Identify every line of the records that contains the string "让合作伙伴更爱", matching case, and copy each of those lines.

BEGIN Records provided

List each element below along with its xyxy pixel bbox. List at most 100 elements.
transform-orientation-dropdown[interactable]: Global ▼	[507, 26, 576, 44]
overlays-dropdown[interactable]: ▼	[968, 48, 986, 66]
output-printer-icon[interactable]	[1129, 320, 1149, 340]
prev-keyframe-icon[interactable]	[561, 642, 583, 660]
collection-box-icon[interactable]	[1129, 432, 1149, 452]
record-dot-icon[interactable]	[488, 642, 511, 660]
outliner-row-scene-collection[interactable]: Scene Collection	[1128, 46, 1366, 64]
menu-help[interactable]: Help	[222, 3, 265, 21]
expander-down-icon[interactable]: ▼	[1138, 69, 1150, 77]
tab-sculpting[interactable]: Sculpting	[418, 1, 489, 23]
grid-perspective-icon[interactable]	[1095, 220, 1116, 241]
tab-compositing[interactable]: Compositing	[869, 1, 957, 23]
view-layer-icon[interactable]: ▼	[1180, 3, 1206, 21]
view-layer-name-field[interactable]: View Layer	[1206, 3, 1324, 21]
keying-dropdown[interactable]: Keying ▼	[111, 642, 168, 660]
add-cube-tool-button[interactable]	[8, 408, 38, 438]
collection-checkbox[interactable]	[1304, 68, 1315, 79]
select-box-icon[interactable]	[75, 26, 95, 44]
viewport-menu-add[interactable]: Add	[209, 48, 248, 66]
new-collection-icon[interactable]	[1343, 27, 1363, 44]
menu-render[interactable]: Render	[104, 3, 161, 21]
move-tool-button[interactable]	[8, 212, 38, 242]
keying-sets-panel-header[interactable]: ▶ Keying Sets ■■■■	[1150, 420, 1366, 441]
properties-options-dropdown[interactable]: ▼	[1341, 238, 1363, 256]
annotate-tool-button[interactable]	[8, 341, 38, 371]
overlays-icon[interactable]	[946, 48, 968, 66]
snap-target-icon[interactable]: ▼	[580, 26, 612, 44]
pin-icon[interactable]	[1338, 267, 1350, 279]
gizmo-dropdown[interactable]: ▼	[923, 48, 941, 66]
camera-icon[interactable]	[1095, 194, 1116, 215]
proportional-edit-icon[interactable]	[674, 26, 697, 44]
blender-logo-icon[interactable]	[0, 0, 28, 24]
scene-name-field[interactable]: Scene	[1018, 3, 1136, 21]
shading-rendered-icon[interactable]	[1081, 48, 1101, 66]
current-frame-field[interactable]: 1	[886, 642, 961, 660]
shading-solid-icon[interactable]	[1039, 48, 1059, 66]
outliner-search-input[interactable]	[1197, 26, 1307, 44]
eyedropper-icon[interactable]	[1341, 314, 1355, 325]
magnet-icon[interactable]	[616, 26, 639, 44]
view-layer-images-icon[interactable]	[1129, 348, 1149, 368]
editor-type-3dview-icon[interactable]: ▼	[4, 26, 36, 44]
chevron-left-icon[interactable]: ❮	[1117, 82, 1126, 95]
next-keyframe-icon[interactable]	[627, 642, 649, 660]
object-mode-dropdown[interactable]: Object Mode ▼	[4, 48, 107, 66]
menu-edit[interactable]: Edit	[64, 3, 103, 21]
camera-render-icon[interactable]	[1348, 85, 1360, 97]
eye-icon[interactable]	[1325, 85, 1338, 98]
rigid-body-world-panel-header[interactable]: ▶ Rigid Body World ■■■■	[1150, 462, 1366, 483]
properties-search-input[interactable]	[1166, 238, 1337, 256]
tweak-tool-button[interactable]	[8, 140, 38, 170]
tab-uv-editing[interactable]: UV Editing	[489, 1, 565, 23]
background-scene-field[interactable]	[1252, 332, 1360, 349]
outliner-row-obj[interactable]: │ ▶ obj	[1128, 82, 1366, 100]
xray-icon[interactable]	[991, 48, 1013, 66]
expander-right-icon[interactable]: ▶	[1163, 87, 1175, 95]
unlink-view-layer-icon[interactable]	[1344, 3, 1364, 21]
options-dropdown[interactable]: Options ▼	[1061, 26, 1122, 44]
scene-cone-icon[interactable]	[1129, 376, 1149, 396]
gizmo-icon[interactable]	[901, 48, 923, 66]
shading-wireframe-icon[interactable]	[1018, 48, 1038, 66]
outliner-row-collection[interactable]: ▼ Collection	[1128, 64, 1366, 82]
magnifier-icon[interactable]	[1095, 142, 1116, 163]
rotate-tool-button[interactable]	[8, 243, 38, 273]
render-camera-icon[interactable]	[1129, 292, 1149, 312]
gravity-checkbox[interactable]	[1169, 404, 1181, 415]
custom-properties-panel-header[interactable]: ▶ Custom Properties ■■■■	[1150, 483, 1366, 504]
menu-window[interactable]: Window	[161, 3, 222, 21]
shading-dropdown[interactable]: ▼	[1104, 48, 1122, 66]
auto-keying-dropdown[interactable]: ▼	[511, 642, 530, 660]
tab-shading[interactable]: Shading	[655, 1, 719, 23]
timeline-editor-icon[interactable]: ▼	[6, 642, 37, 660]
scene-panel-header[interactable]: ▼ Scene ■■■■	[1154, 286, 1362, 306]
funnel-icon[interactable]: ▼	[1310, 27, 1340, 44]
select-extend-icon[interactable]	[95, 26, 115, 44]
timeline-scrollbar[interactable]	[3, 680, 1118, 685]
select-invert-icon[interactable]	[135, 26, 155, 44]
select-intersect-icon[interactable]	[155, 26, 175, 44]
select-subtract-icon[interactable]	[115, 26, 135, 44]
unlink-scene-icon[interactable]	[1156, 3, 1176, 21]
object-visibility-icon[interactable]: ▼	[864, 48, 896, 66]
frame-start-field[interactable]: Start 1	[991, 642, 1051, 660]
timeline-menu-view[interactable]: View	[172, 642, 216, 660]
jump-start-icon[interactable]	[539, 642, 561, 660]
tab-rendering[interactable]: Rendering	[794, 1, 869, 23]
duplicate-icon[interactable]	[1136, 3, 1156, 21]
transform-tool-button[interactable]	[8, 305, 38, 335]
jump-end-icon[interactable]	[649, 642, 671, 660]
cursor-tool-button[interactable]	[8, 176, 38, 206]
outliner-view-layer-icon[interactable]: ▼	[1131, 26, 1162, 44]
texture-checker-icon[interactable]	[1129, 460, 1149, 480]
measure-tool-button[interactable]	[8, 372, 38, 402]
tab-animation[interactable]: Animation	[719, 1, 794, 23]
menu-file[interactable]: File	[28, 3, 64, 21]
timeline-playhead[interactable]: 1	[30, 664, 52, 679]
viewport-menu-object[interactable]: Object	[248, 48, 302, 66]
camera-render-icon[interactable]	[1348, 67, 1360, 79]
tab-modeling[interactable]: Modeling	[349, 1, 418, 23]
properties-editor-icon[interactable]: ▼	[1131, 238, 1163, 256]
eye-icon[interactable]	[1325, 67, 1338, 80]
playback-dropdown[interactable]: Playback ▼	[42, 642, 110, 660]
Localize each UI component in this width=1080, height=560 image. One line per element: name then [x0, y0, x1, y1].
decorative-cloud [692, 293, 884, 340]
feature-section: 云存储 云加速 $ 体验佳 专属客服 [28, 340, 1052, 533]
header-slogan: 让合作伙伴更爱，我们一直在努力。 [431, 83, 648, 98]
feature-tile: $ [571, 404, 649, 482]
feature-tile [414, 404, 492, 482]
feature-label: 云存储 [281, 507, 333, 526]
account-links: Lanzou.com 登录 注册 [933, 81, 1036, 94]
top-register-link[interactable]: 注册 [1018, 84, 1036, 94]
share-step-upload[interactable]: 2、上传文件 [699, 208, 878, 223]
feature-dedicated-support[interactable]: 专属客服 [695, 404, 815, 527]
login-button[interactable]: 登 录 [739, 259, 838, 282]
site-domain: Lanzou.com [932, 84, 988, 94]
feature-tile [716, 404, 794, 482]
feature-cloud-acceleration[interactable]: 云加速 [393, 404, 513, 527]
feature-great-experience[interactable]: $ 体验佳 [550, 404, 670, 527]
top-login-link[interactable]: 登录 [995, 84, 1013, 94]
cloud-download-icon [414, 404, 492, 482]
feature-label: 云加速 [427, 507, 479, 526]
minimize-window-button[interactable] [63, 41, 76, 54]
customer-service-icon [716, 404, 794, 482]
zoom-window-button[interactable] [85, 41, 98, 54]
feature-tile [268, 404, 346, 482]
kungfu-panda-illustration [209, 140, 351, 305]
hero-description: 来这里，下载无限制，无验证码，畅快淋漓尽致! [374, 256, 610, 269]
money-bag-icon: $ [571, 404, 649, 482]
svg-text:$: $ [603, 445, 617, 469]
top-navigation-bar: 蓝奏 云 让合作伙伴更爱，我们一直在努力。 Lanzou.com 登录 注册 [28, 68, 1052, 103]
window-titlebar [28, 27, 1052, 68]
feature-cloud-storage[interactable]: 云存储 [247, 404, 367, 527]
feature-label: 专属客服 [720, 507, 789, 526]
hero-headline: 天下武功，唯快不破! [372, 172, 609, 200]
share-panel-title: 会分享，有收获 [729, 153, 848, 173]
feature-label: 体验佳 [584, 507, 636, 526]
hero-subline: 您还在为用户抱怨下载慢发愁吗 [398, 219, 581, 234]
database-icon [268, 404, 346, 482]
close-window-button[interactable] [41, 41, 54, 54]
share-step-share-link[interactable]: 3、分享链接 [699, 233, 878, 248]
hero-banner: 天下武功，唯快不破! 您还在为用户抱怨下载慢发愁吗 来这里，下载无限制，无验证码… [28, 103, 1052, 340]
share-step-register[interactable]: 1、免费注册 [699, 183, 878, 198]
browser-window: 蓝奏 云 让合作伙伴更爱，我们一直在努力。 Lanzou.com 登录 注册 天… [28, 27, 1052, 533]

END Records provided

- Correct output:
header-slogan: 让合作伙伴更爱，我们一直在努力。 [431, 83, 648, 98]
top-navigation-bar: 蓝奏 云 让合作伙伴更爱，我们一直在努力。 Lanzou.com 登录 注册 [28, 68, 1052, 103]
browser-window: 蓝奏 云 让合作伙伴更爱，我们一直在努力。 Lanzou.com 登录 注册 天… [28, 27, 1052, 533]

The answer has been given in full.